◆ **Exercise description**
Find every line in the records below that contains the word "group", and copy each of those lines in full.

◆ **Extracted records**
......
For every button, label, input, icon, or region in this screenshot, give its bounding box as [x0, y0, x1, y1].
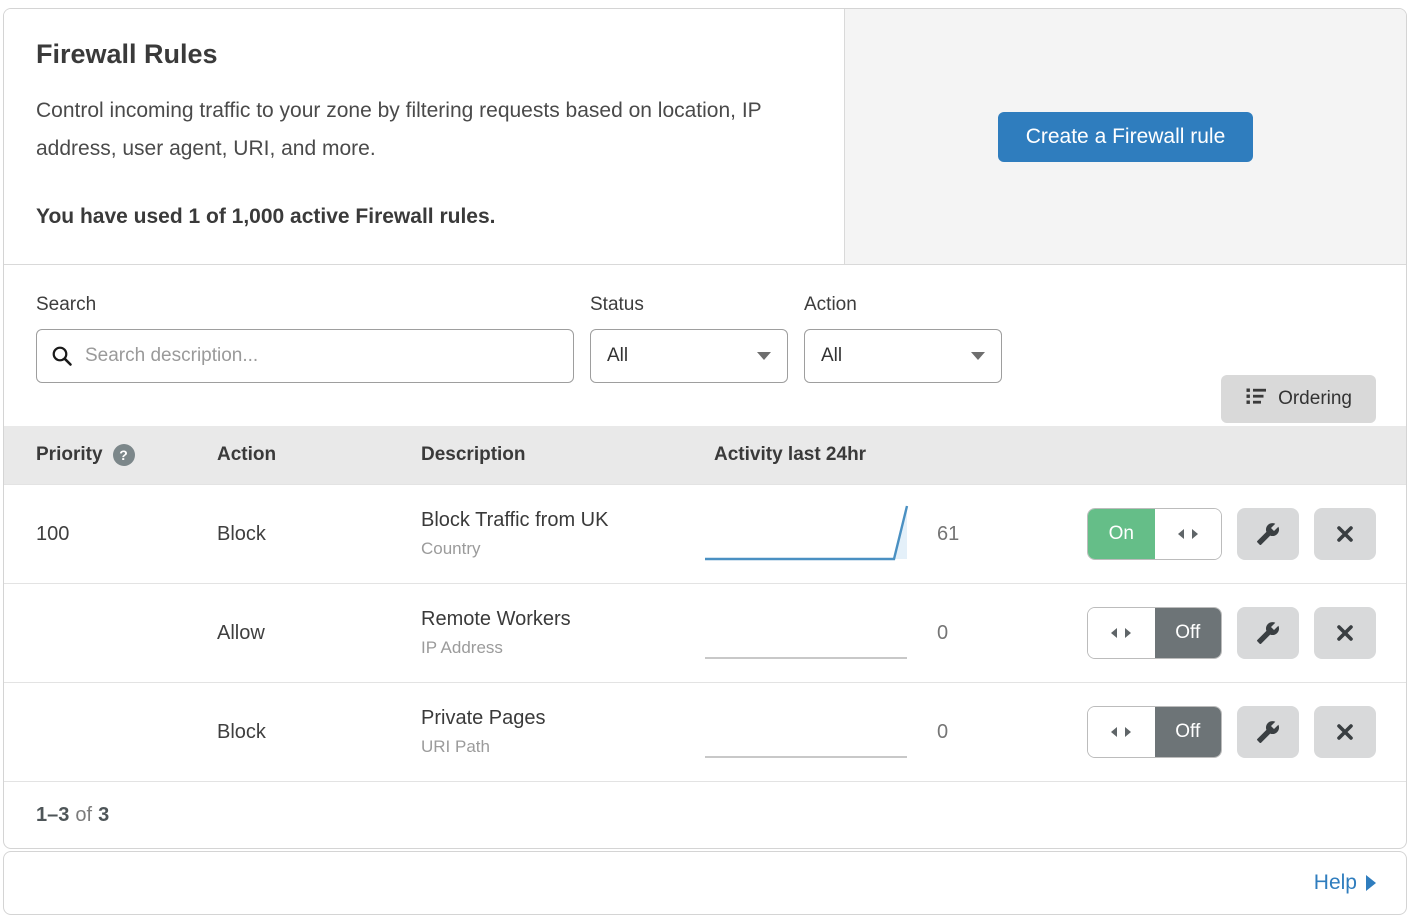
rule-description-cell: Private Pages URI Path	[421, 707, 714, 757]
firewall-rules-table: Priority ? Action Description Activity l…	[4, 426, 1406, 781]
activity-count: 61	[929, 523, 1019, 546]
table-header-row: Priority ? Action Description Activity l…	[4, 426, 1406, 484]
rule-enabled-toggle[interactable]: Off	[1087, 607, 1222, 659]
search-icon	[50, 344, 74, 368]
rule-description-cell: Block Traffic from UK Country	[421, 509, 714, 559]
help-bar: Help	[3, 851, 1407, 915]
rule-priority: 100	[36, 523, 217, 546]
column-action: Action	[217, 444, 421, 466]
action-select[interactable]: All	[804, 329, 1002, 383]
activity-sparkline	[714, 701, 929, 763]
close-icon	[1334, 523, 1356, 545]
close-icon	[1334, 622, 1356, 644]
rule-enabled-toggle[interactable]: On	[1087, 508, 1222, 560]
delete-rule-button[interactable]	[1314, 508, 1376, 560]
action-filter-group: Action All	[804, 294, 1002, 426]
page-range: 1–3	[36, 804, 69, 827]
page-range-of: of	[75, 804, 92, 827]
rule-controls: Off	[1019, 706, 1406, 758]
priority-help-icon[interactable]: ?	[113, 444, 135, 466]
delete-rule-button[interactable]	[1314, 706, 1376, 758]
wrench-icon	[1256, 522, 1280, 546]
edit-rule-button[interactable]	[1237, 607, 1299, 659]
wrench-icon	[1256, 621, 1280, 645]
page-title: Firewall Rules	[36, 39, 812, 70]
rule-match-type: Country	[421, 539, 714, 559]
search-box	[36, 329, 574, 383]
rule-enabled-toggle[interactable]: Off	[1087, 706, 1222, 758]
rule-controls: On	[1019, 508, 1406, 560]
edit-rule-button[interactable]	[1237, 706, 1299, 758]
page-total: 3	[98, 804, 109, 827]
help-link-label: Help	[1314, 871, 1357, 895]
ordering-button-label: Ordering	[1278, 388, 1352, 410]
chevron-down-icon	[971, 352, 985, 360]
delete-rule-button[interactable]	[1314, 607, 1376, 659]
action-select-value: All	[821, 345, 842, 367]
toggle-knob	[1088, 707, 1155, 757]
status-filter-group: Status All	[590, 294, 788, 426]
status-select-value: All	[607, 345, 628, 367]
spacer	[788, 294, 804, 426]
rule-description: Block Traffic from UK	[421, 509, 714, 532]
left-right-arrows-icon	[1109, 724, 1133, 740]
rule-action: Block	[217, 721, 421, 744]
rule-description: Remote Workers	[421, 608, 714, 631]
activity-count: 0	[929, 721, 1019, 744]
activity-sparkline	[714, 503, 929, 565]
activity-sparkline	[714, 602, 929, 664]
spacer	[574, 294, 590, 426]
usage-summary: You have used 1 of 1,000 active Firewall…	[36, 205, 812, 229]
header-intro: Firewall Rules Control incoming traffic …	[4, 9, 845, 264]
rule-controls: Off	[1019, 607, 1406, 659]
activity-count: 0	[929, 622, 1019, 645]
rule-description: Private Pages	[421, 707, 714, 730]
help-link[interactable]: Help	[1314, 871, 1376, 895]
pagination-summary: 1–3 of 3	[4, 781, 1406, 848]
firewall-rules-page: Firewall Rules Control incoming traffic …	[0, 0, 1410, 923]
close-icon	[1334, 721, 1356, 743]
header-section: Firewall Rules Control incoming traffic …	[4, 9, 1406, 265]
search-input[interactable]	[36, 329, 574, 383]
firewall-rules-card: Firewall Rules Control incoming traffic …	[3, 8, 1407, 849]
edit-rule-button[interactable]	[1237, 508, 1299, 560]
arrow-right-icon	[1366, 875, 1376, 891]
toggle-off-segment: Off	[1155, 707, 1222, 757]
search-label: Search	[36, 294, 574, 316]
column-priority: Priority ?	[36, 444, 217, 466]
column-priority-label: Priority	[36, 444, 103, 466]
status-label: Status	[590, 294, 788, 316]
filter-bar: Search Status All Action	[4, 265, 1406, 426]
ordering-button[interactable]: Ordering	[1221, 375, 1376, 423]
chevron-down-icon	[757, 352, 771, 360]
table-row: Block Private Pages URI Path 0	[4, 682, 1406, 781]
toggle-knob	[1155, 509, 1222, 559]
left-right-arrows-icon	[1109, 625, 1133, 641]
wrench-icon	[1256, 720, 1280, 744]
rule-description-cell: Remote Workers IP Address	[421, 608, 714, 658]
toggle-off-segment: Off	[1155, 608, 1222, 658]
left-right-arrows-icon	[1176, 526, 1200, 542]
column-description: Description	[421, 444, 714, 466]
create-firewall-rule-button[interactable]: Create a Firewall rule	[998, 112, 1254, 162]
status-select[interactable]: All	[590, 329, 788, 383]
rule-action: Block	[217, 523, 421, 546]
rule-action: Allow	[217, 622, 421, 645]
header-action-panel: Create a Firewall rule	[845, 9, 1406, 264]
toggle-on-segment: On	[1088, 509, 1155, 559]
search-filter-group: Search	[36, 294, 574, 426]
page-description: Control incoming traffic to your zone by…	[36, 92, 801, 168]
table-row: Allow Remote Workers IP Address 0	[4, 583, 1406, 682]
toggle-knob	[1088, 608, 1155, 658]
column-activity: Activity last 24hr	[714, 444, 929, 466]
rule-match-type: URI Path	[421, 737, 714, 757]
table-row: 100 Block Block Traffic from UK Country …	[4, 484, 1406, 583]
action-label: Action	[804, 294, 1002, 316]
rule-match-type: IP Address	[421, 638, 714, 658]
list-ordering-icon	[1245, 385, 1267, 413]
......
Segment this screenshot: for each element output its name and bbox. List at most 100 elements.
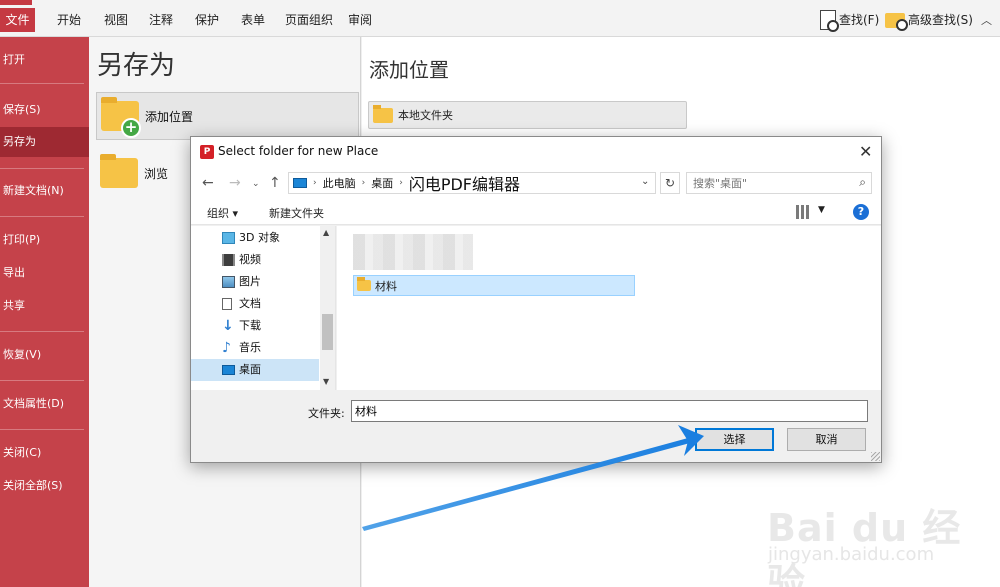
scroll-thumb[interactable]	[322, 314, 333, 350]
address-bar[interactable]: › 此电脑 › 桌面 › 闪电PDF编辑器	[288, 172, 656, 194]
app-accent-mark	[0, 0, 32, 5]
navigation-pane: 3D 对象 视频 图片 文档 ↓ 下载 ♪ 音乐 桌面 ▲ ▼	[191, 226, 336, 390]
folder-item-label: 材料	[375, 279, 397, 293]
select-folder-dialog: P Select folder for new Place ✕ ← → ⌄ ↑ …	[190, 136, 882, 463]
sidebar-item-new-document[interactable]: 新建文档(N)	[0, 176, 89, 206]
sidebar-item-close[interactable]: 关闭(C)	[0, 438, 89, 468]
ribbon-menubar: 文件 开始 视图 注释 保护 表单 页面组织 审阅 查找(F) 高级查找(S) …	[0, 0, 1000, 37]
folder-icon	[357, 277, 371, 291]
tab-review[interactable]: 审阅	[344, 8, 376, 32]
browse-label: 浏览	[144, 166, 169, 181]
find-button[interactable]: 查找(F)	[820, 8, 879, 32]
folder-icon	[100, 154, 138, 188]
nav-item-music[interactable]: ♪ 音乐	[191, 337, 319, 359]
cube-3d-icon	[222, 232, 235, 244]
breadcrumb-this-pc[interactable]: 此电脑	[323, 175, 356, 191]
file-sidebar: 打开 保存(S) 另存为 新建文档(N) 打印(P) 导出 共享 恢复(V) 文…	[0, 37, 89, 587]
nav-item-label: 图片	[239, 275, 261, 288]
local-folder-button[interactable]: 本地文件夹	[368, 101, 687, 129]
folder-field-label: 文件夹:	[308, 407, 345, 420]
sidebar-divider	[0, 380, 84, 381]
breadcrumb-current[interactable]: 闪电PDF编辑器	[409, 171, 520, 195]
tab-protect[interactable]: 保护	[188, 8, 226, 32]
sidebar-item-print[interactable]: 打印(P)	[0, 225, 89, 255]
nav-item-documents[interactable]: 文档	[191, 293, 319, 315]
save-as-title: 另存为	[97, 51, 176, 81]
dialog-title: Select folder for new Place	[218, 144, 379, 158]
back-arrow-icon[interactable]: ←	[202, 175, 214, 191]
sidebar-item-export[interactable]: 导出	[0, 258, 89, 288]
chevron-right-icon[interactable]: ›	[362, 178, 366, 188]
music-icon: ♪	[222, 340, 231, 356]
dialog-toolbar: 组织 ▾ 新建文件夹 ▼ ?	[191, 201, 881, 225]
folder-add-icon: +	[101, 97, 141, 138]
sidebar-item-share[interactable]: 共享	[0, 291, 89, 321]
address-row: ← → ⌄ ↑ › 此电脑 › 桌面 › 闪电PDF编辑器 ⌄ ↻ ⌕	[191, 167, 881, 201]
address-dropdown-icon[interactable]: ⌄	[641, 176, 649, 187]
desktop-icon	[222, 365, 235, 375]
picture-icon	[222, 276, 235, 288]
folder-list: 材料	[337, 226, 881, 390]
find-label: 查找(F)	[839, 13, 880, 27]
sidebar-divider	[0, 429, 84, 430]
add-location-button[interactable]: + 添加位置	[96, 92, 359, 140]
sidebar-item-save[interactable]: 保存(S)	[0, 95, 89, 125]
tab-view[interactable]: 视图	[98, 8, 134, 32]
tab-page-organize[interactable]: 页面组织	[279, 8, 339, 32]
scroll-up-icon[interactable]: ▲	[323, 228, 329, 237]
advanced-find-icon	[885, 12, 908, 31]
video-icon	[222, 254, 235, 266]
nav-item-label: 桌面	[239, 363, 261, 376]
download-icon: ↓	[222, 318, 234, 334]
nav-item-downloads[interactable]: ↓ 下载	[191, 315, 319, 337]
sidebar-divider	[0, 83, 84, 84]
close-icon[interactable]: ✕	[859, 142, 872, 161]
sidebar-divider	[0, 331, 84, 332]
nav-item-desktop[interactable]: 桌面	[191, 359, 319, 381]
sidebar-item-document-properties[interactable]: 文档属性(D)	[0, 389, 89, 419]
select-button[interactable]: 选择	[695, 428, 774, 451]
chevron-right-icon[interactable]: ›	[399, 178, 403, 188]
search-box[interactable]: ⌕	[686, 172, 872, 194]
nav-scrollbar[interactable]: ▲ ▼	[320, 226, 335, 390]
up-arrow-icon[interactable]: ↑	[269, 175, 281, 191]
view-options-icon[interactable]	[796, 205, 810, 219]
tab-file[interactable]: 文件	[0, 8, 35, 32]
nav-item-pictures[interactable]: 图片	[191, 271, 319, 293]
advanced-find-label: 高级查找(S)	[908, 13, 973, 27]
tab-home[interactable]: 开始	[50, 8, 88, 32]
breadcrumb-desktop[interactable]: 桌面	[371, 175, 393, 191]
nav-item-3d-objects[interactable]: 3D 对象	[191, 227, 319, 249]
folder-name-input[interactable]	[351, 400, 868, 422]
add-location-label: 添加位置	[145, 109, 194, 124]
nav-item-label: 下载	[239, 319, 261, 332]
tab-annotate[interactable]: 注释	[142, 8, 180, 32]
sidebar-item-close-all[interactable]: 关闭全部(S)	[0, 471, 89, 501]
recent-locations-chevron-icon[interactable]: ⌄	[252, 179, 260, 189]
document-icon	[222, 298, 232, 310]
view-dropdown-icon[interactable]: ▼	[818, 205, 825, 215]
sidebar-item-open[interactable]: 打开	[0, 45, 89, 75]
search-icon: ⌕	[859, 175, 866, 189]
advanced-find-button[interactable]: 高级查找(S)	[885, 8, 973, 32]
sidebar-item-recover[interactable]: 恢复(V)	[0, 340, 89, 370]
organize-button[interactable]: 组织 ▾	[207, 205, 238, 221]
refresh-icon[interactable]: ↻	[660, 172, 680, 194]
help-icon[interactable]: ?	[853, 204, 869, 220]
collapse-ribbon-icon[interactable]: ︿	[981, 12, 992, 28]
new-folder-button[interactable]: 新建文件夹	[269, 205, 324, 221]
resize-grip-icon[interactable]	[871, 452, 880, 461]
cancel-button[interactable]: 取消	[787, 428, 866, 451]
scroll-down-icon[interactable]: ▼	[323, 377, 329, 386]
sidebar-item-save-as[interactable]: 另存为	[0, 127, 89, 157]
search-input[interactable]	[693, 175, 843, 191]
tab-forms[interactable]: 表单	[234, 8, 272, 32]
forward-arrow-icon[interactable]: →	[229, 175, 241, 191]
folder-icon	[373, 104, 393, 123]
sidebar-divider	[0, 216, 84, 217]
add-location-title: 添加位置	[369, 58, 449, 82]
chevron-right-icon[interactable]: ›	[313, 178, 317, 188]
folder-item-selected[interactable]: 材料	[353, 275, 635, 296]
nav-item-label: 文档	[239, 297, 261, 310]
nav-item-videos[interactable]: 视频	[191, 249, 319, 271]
......
◆ **Solution to the problem**
action-filter-group: Action All	[804, 294, 1002, 426]
status-filter-group: Status All	[590, 294, 788, 426]
search-filter-group: Search	[36, 294, 574, 426]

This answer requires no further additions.